__Given exercise A__
In the entries below, rewrite the lines starting at the one containing "558, 490, 576]" and ending at the one containing "558, 669, 576]" as a numbered list, leaving out blank lines.

__Reading text__
A. The Babylonian kings extended the boundaries of their territory to include what today is Iraq, part of Turkey, Lebanon, Syria, Palestine, and part of Egypt.  When the Persians took over, they controlled all that plus what is now Iran and all of Turkey.  The Greek armies swept through all that territory and went east almost to India.  The Roman Empire went west all around the Mediterranean Sea and through what is now western Europe.  But none of those kingdoms included all people everywhere, and none of them would be considered Christian.  They included plenty of people who defied the true God.  In fact, that’s exactly why God brought them low after they had served his loving purpose.

B. From our vantage point it may look like nations are still defying God.  In fact, there are places on this planet where it is not safe to be a Christian.  Does that scare you?  It scares me.  But yet – Praise God! – there are Christians in nearly every land, and there are people like Terry Schultz who ventures into the Amazon with the gospel of Jesus Christ, like Pieter Reid who lived in the Islam-dominated land of Indonesia and has seen Christians boldly stand up for Jesus at the risk of losing their possessions, position, and property, like Dan Myers who with his wife is carving out his own existence and preaching Jesus in the Cameroon.  And one day all believers will be united in one mighty chorus and every other person who has ever lived will be forced to acknowledge that there is only one Savior God.  I know that’s hard to imagine now.  I have a hard time picturing Osama bin Landen and the Ayatollah Ali Khamenei of Iran bowing before Jesus and saying, “We obviously don’t believe in you, but you are in charge, and we bow to your judgment.”  But look how awesome our King of kings is!  “I looked, and there before me was one like a son of man, coming with the clouds of heaven … all people, nations, and people of every language worshiped him” (13,14b).  The Son of Man reigns over all people.  That is worthy of a big “Wow!”


A. Every one of the kingdoms pictured in Daniel’s vision not only was limited in geographical scope but also limited in time.  Think of it.  There is no Babylonian, Greek, Persian, or Roman Empire any more.

B. There are members of your congregation who have seen modern world powers come and go.  Germany threatened the balance of power in Europe twice.  Sixty-eight years ago Japan launched an attack against Americans on American soil.  Where were you eight years ago on September eleventh?  I’m not a prophet.  Daniel is.  But based on the vision he received we can say that one day the Middle East will not be the hot spot of the world.  Some other kingdom or country may be raised up for God’s purposes and then brought low.  In fact, that may be true of our own beloved land.

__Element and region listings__
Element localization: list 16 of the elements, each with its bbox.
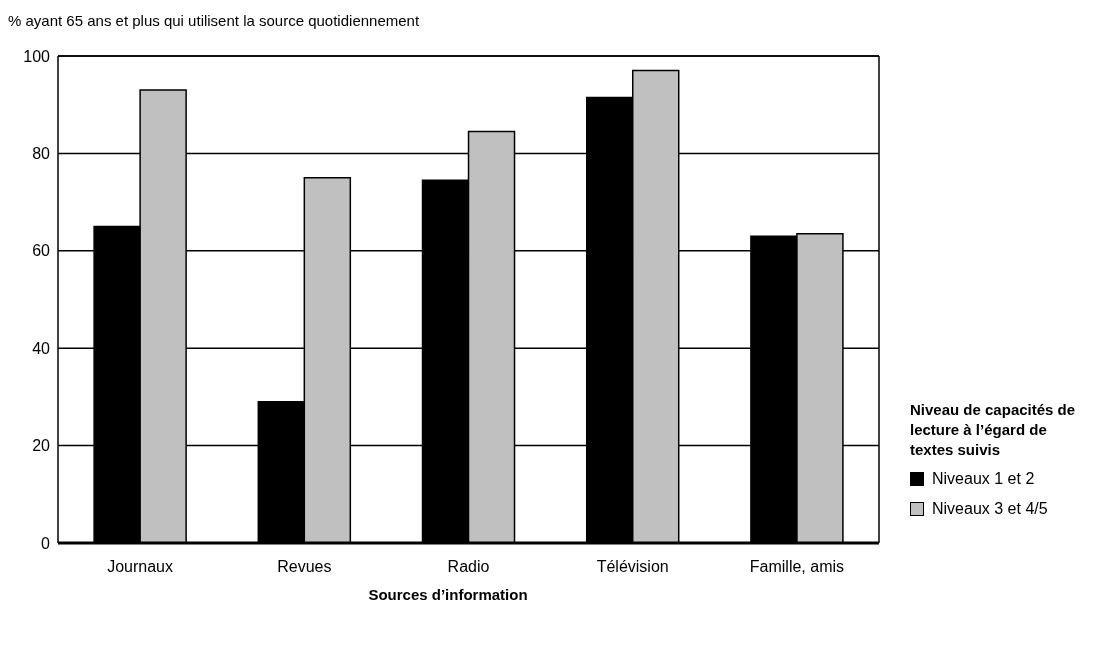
x-tick-label: Radio	[447, 558, 490, 576]
x-axis-title: Sources d’information	[367, 586, 529, 603]
y-tick-label: 20	[32, 437, 51, 455]
x-tick-label: Revues	[277, 558, 332, 576]
y-tick-label: 40	[32, 339, 51, 357]
y-tick-label: 100	[23, 47, 51, 65]
y-tick-label: 0	[41, 534, 51, 552]
legend-label: Niveaux 3 et 4/5	[932, 500, 1048, 518]
x-tick-label: Télévision	[596, 558, 669, 576]
y-tick-label: 80	[32, 145, 51, 163]
x-tick-label: Journaux	[107, 558, 174, 576]
y-tick-label: 60	[32, 242, 51, 260]
x-tick-label: Famille, amis	[749, 558, 845, 576]
legend-label: Niveaux 1 et 2	[932, 470, 1035, 488]
legend-title: Niveau de capacités de lecture à l’égard de textes suivis	[910, 400, 1077, 460]
y-axis-title: % ayant 65 ans et plus qui utilisent la source quotidiennement	[8, 12, 420, 29]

__Given exercise B__
According to the sermon on Daniel's vision, how many times did Germany threaten the balance of power in Europe?

__Worked solution A__
1. x-tick-label: Radio	[447, 558, 490, 576]
2. x-axis-title: Sources d’information	[367, 586, 529, 603]
3. y-tick-label: 20	[32, 437, 51, 455]
4. x-tick-label: Revues	[277, 558, 332, 576]
5. y-tick-label: 40	[32, 339, 51, 357]
6. y-tick-label: 100	[23, 47, 51, 65]
7. y-tick-label: 0	[41, 534, 51, 552]
8. legend-label: Niveaux 3 et 4/5	[932, 500, 1048, 518]
9. x-tick-label: Télévision	[596, 558, 669, 576]

__Worked solution B__
Twice.